→ **TASK DESCRIPTION**
Your reply should be one number: the count of lines holding the word "polgármester".

→ **TASK INPUT**
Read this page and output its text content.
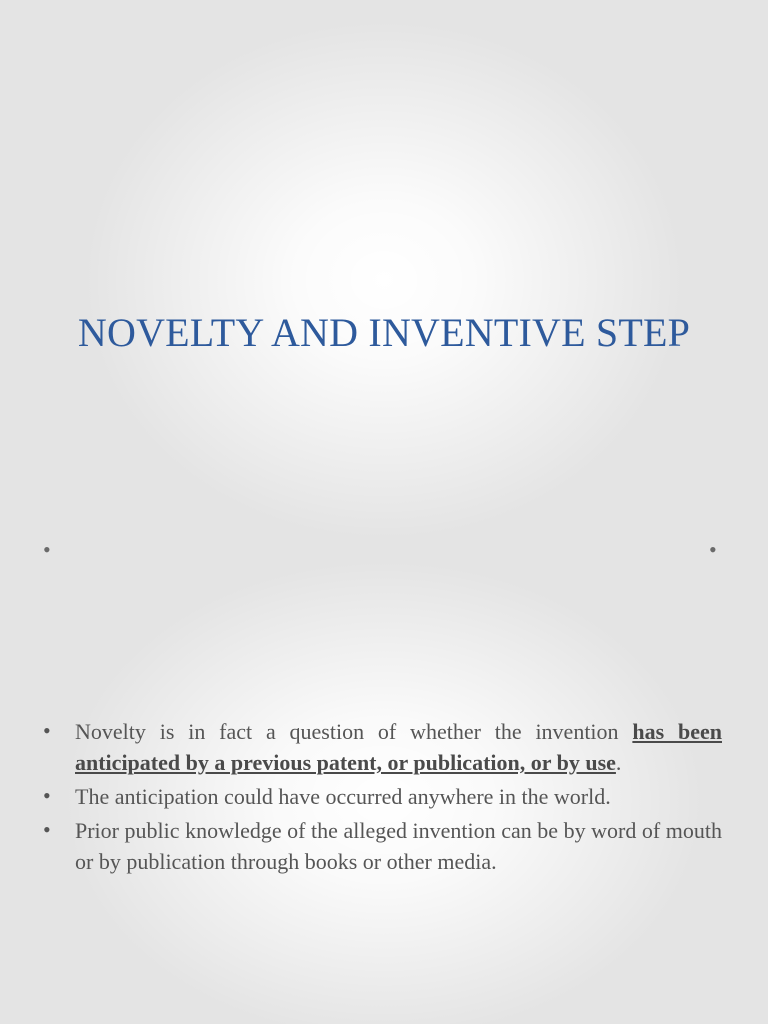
NOVELTY AND INVENTIVE STEP
•	•
• Novelty is in fact a question of whether the invention has been anticipated by a previous patent, or publication, or by use.
• The anticipation could have occurred anywhere in the world.
• Prior public knowledge of the alleged invention can be by word of mouth or by publication through books or other media.
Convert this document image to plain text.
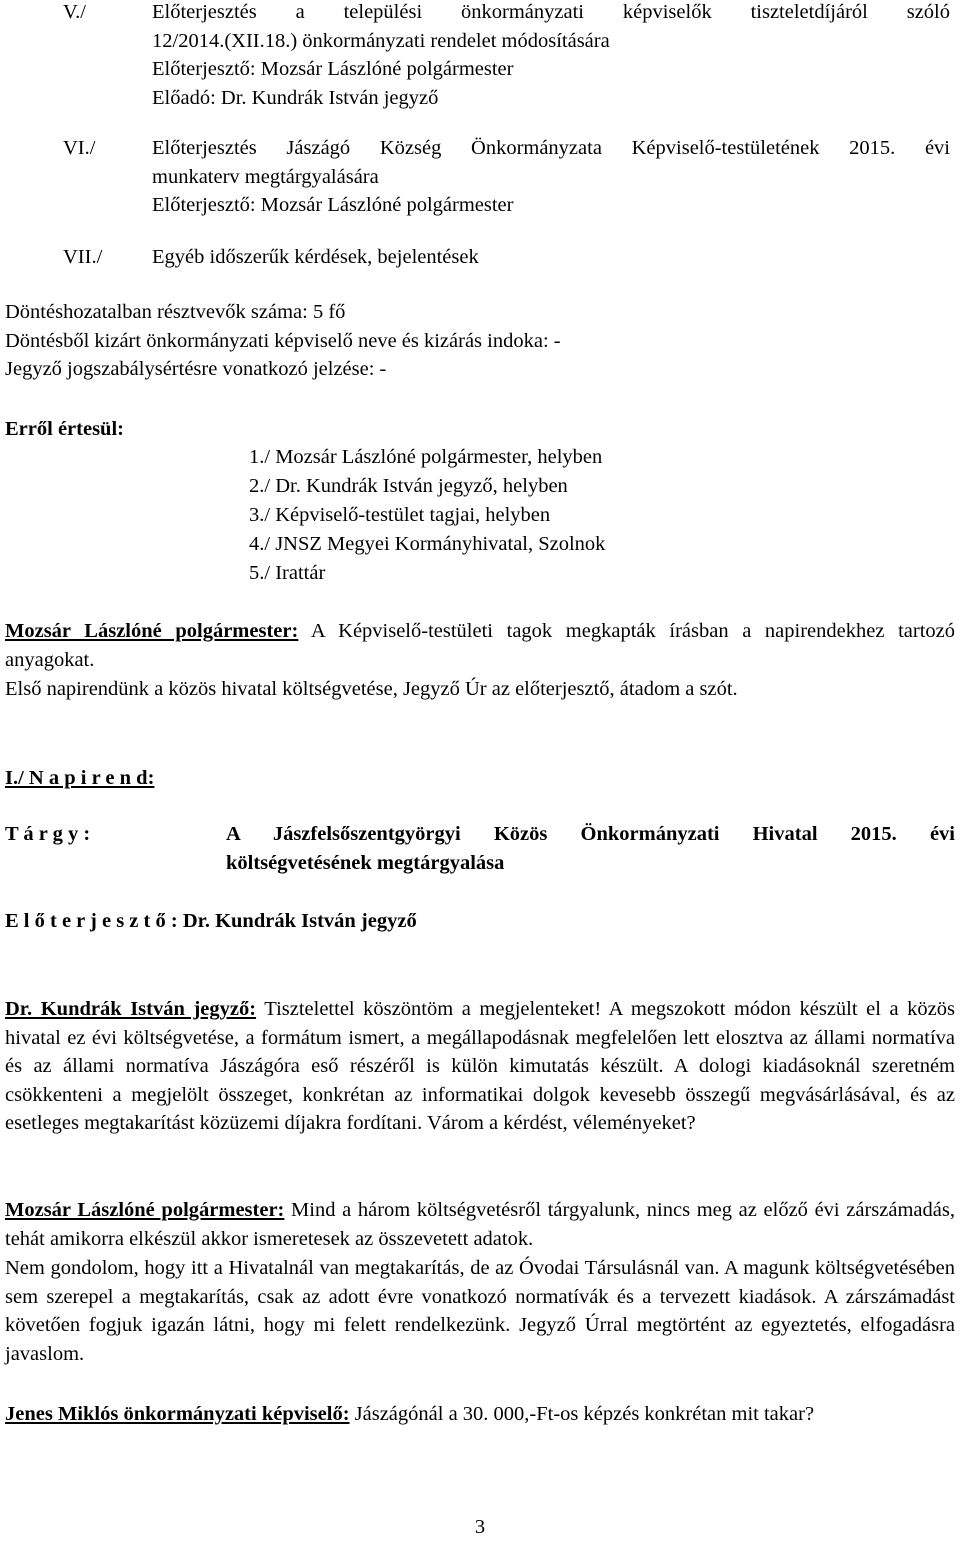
V./	Előterjesztés a települési önkormányzati képviselők tiszteletdíjáról szóló
12/2014.(XII.18.) önkormányzati rendelet módosítására
Előterjesztő: Mozsár Lászlóné polgármester
Előadó: Dr. Kundrák István jegyző
VI./	Előterjesztés Jászágó Község Önkormányzata Képviselő-testületének 2015. évi
munkaterv megtárgyalására
Előterjesztő: Mozsár Lászlóné polgármester
VII./	Egyéb időszerűk kérdések, bejelentések
Döntéshozatalban résztvevők száma: 5 fő
Döntésből kizárt önkormányzati képviselő neve és kizárás indoka: -
Jegyző jogszabálysértésre vonatkozó jelzése: -
Erről értesül:
1./ Mozsár Lászlóné polgármester, helyben
2./ Dr. Kundrák István jegyző, helyben
3./ Képviselő-testület tagjai, helyben
4./ JNSZ Megyei Kormányhivatal, Szolnok
5./ Irattár
Mozsár Lászlóné polgármester: A Képviselő-testületi tagok megkapták írásban a napirendekhez tartozó anyagokat.
Első napirendünk a közös hivatal költségvetése, Jegyző Úr az előterjesztő, átadom a szót.
I./ N a p i r e n d:
T á r g y :	A Jászfelsőszentgyörgyi Közös Önkormányzati Hivatal 2015. évi
költségvetésének megtárgyalása
E l ő t e r j e s z t ő : Dr. Kundrák István jegyző
Dr. Kundrák István jegyző: Tisztelettel köszöntöm a megjelenteket! A megszokott módon készült el a közös hivatal ez évi költségvetése, a formátum ismert, a megállapodásnak megfelelően lett elosztva az állami normatíva és az állami normatíva Jászágóra eső részéről is külön kimutatás készült. A dologi kiadásoknál szeretném csökkenteni a megjelölt összeget, konkrétan az informatikai dolgok kevesebb összegű megvásárlásával, és az esetleges megtakarítást közüzemi díjakra fordítani. Várom a kérdést, véleményeket?
Mozsár Lászlóné polgármester: Mind a három költségvetésről tárgyalunk, nincs meg az előző évi zárszámadás, tehát amikorra elkészül akkor ismeretesek az összevetett adatok.
Nem gondolom, hogy itt a Hivatalnál van megtakarítás, de az Óvodai Társulásnál van. A magunk költségvetésében sem szerepel a megtakarítás, csak az adott évre vonatkozó normatívák és a tervezett kiadások. A zárszámadást követően fogjuk igazán látni, hogy mi felett rendelkezünk. Jegyző Úrral megtörtént az egyeztetés, elfogadásra javaslom.
Jenes Miklós önkormányzati képviselő: Jászágónál a 30. 000,-Ft-os képzés konkrétan mit takar?
3
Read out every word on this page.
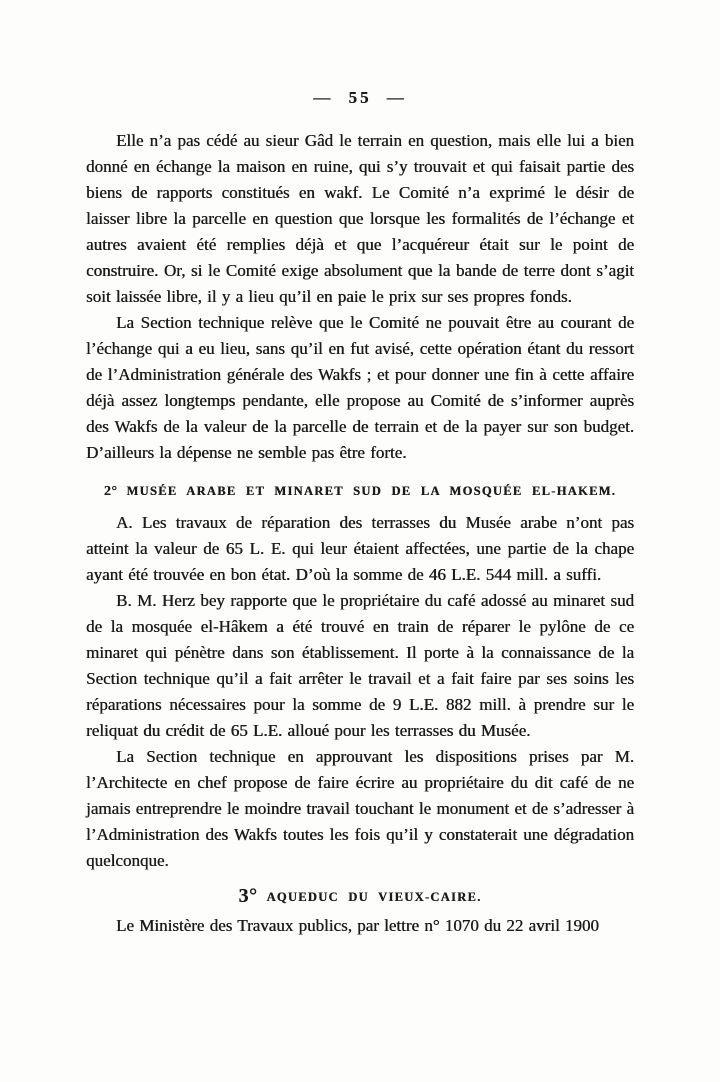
— 55 —

Elle n’a pas cédé au sieur Gâd le terrain en question, mais elle lui a bien donné en échange la maison en ruine, qui s’y trouvait et qui faisait partie des biens de rapports constitués en wakf. Le Comité n’a exprimé le désir de laisser libre la parcelle en question que lorsque les formalités de l’échange et autres avaient été remplies déjà et que l’acquéreur était sur le point de construire. Or, si le Comité exige absolument que la bande de terre dont s’agit soit laissée libre, il y a lieu qu’il en paie le prix sur ses propres fonds.

La Section technique relève que le Comité ne pouvait être au courant de l’échange qui a eu lieu, sans qu’il en fut avisé, cette opération étant du ressort de l’Administration générale des Wakfs ; et pour donner une fin à cette affaire déjà assez longtemps pendante, elle propose au Comité de s’informer auprès des Wakfs de la valeur de la parcelle de terrain et de la payer sur son budget. D’ailleurs la dépense ne semble pas être forte.

2° MUSÉE ARABE ET MINARET SUD DE LA MOSQUÉE EL-HAKEM.

A. Les travaux de réparation des terrasses du Musée arabe n’ont pas atteint la valeur de 65 L. E. qui leur étaient affectées, une partie de la chape ayant été trouvée en bon état. D’où la somme de 46 L.E. 544 mill. a suffi.

B. M. Herz bey rapporte que le propriétaire du café adossé au minaret sud de la mosquée el-Hâkem a été trouvé en train de réparer le pylône de ce minaret qui pénètre dans son établissement. Il porte à la connaissance de la Section technique qu’il a fait arrêter le travail et a fait faire par ses soins les réparations nécessaires pour la somme de 9 L.E. 882 mill. à prendre sur le reliquat du crédit de 65 L.E. alloué pour les terrasses du Musée.

La Section technique en approuvant les dispositions prises par M. l’Architecte en chef propose de faire écrire au propriétaire du dit café de ne jamais entreprendre le moindre travail touchant le monument et de s’adresser à l’Administration des Wakfs toutes les fois qu’il y constaterait une dégradation quelconque.

3° AQUEDUC DU VIEUX-CAIRE.

Le Ministère des Travaux publics, par lettre n° 1070 du 22 avril 1900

→ **WRITTEN ANSWER**
5